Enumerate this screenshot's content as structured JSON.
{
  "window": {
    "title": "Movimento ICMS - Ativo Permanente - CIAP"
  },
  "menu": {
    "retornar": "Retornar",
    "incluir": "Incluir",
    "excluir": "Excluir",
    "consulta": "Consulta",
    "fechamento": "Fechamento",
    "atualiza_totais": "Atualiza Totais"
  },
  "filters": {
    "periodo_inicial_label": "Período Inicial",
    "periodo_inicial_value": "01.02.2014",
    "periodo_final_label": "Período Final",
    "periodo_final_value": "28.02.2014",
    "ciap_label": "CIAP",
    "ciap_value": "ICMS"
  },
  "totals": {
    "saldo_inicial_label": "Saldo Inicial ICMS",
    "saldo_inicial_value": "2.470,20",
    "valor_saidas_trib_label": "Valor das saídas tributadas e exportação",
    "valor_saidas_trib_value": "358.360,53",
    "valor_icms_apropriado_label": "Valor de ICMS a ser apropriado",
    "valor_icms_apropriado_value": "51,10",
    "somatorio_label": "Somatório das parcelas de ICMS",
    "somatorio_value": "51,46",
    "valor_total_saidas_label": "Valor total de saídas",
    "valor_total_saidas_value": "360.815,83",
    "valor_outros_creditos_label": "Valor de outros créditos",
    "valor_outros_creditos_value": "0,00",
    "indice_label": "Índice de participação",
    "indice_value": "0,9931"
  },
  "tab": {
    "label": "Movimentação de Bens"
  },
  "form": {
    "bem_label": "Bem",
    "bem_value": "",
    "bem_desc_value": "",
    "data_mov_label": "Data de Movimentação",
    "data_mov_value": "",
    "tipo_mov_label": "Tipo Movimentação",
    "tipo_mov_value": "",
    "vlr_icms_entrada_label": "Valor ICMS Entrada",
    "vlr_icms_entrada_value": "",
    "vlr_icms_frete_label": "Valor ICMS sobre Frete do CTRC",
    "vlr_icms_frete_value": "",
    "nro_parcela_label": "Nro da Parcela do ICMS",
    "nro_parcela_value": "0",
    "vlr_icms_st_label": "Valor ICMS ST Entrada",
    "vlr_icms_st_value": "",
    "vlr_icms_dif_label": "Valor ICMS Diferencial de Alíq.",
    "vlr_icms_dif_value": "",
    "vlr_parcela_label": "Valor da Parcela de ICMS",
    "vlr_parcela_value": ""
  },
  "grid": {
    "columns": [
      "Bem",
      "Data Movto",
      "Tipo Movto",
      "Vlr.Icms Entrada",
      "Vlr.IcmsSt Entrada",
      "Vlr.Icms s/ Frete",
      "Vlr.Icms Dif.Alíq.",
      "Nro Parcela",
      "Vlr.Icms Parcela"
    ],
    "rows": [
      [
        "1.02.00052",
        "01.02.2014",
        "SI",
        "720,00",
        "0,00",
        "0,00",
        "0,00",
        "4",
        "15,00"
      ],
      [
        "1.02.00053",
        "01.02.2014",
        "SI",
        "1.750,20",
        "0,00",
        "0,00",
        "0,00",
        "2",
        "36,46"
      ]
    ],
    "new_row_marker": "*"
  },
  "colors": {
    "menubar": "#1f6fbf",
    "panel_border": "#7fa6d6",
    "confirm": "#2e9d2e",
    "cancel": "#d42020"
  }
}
┄┄┄┄┄┄
■ WRITTEN INSTRUCTION: Return all the data exactly as given.

■ COMPLETED EXERCISE:
Enumerate this screenshot's content as structured JSON.
{
  "window": {
    "title": "Movimento ICMS - Ativo Permanente - CIAP"
  },
  "menu": {
    "retornar": "Retornar",
    "incluir": "Incluir",
    "excluir": "Excluir",
    "consulta": "Consulta",
    "fechamento": "Fechamento",
    "atualiza_totais": "Atualiza Totais"
  },
  "filters": {
    "periodo_inicial_label": "Período Inicial",
    "periodo_inicial_value": "01.02.2014",
    "periodo_final_label": "Período Final",
    "periodo_final_value": "28.02.2014",
    "ciap_label": "CIAP",
    "ciap_value": "ICMS"
  },
  "totals": {
    "saldo_inicial_label": "Saldo Inicial ICMS",
    "saldo_inicial_value": "2.470,20",
    "valor_saidas_trib_label": "Valor das saídas tributadas e exportação",
    "valor_saidas_trib_value": "358.360,53",
    "valor_icms_apropriado_label": "Valor de ICMS a ser apropriado",
    "valor_icms_apropriado_value": "51,10",
    "somatorio_label": "Somatório das parcelas de ICMS",
    "somatorio_value": "51,46",
    "valor_total_saidas_label": "Valor total de saídas",
    "valor_total_saidas_value": "360.815,83",
    "valor_outros_creditos_label": "Valor de outros créditos",
    "valor_outros_creditos_value": "0,00",
    "indice_label": "Índice de participação",
    "indice_value": "0,9931"
  },
  "tab": {
    "label": "Movimentação de Bens"
  },
  "form": {
    "bem_label": "Bem",
    "bem_value": "",
    "bem_desc_value": "",
    "data_mov_label": "Data de Movimentação",
    "data_mov_value": "",
    "tipo_mov_label": "Tipo Movimentação",
    "tipo_mov_value": "",
    "vlr_icms_entrada_label": "Valor ICMS Entrada",
    "vlr_icms_entrada_value": "",
    "vlr_icms_frete_label": "Valor ICMS sobre Frete do CTRC",
    "vlr_icms_frete_value": "",
    "nro_parcela_label": "Nro da Parcela do ICMS",
    "nro_parcela_value": "0",
    "vlr_icms_st_label": "Valor ICMS ST Entrada",
    "vlr_icms_st_value": "",
    "vlr_icms_dif_label": "Valor ICMS Diferencial de Alíq.",
    "vlr_icms_dif_value": "",
    "vlr_parcela_label": "Valor da Parcela de ICMS",
    "vlr_parcela_value": ""
  },
  "grid": {
    "columns": [
      "Bem",
      "Data Movto",
      "Tipo Movto",
      "Vlr.Icms Entrada",
      "Vlr.IcmsSt Entrada",
      "Vlr.Icms s/ Frete",
      "Vlr.Icms Dif.Alíq.",
      "Nro Parcela",
      "Vlr.Icms Parcela"
    ],
    "rows": [
      [
        "1.02.00052",
        "01.02.2014",
        "SI",
        "720,00",
        "0,00",
        "0,00",
        "0,00",
        "4",
        "15,00"
      ],
      [
        "1.02.00053",
        "01.02.2014",
        "SI",
        "1.750,20",
        "0,00",
        "0,00",
        "0,00",
        "2",
        "36,46"
      ]
    ],
    "new_row_marker": "*"
  },
  "colors": {
    "menubar": "#1f6fbf",
    "panel_border": "#7fa6d6",
    "confirm": "#2e9d2e",
    "cancel": "#d42020"
  }
}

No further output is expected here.